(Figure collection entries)

++++++++++

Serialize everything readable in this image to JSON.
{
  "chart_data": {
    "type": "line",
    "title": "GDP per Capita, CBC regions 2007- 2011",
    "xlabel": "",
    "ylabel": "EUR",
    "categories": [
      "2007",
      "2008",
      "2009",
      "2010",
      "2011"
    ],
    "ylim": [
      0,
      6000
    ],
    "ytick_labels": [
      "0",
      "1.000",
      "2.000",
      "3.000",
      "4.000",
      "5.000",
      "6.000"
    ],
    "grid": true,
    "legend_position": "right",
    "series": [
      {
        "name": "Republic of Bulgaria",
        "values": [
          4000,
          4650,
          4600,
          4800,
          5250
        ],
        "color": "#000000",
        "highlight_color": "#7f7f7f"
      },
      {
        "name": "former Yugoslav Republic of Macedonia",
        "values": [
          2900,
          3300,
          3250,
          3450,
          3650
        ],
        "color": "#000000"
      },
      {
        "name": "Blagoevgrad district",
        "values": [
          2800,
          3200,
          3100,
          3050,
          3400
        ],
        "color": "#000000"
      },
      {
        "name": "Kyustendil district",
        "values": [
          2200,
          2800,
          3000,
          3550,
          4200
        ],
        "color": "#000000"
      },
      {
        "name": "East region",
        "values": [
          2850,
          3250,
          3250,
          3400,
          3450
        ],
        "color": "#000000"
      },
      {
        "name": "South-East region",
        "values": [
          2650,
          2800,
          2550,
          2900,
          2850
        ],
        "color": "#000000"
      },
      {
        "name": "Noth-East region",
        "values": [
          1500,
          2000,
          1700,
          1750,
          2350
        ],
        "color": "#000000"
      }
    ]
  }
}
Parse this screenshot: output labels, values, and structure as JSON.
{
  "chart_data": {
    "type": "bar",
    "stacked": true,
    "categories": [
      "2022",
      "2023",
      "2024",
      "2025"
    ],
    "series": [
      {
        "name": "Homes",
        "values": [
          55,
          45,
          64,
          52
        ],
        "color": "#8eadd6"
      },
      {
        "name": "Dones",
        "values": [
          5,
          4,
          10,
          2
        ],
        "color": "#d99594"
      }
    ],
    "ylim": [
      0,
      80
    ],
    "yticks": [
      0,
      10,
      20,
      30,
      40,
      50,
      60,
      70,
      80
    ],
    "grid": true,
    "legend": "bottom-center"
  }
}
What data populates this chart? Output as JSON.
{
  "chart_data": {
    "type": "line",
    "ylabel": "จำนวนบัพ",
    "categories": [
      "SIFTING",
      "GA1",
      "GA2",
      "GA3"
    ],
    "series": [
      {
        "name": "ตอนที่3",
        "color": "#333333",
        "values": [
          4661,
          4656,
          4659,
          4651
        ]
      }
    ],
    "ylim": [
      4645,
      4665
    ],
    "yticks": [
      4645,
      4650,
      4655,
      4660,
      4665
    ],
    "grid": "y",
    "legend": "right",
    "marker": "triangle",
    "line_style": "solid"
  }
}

++++++++++

Exercise brief => Transcribe all entries exactly as they are given.

Correct response =>
Serialize everything readable in this image to JSON.
{
  "chart_data": {
    "type": "line",
    "title": "GDP per Capita, CBC regions 2007- 2011",
    "xlabel": "",
    "ylabel": "EUR",
    "categories": [
      "2007",
      "2008",
      "2009",
      "2010",
      "2011"
    ],
    "ylim": [
      0,
      6000
    ],
    "ytick_labels": [
      "0",
      "1.000",
      "2.000",
      "3.000",
      "4.000",
      "5.000",
      "6.000"
    ],
    "grid": true,
    "legend_position": "right",
    "series": [
      {
        "name": "Republic of Bulgaria",
        "values": [
          4000,
          4650,
          4600,
          4800,
          5250
        ],
        "color": "#000000",
        "highlight_color": "#7f7f7f"
      },
      {
        "name": "former Yugoslav Republic of Macedonia",
        "values": [
          2900,
          3300,
          3250,
          3450,
          3650
        ],
        "color": "#000000"
      },
      {
        "name": "Blagoevgrad district",
        "values": [
          2800,
          3200,
          3100,
          3050,
          3400
        ],
        "color": "#000000"
      },
      {
        "name": "Kyustendil district",
        "values": [
          2200,
          2800,
          3000,
          3550,
          4200
        ],
        "color": "#000000"
      },
      {
        "name": "East region",
        "values": [
          2850,
          3250,
          3250,
          3400,
          3450
        ],
        "color": "#000000"
      },
      {
        "name": "South-East region",
        "values": [
          2650,
          2800,
          2550,
          2900,
          2850
        ],
        "color": "#000000"
      },
      {
        "name": "Noth-East region",
        "values": [
          1500,
          2000,
          1700,
          1750,
          2350
        ],
        "color": "#000000"
      }
    ]
  }
}
Parse this screenshot: output labels, values, and structure as JSON.
{
  "chart_data": {
    "type": "bar",
    "stacked": true,
    "categories": [
      "2022",
      "2023",
      "2024",
      "2025"
    ],
    "series": [
      {
        "name": "Homes",
        "values": [
          55,
          45,
          64,
          52
        ],
        "color": "#8eadd6"
      },
      {
        "name": "Dones",
        "values": [
          5,
          4,
          10,
          2
        ],
        "color": "#d99594"
      }
    ],
    "ylim": [
      0,
      80
    ],
    "yticks": [
      0,
      10,
      20,
      30,
      40,
      50,
      60,
      70,
      80
    ],
    "grid": true,
    "legend": "bottom-center"
  }
}
What data populates this chart? Output as JSON.
{
  "chart_data": {
    "type": "line",
    "ylabel": "จำนวนบัพ",
    "categories": [
      "SIFTING",
      "GA1",
      "GA2",
      "GA3"
    ],
    "series": [
      {
        "name": "ตอนที่3",
        "color": "#333333",
        "values": [
          4661,
          4656,
          4659,
          4651
        ]
      }
    ],
    "ylim": [
      4645,
      4665
    ],
    "yticks": [
      4645,
      4650,
      4655,
      4660,
      4665
    ],
    "grid": "y",
    "legend": "right",
    "marker": "triangle",
    "line_style": "solid"
  }
}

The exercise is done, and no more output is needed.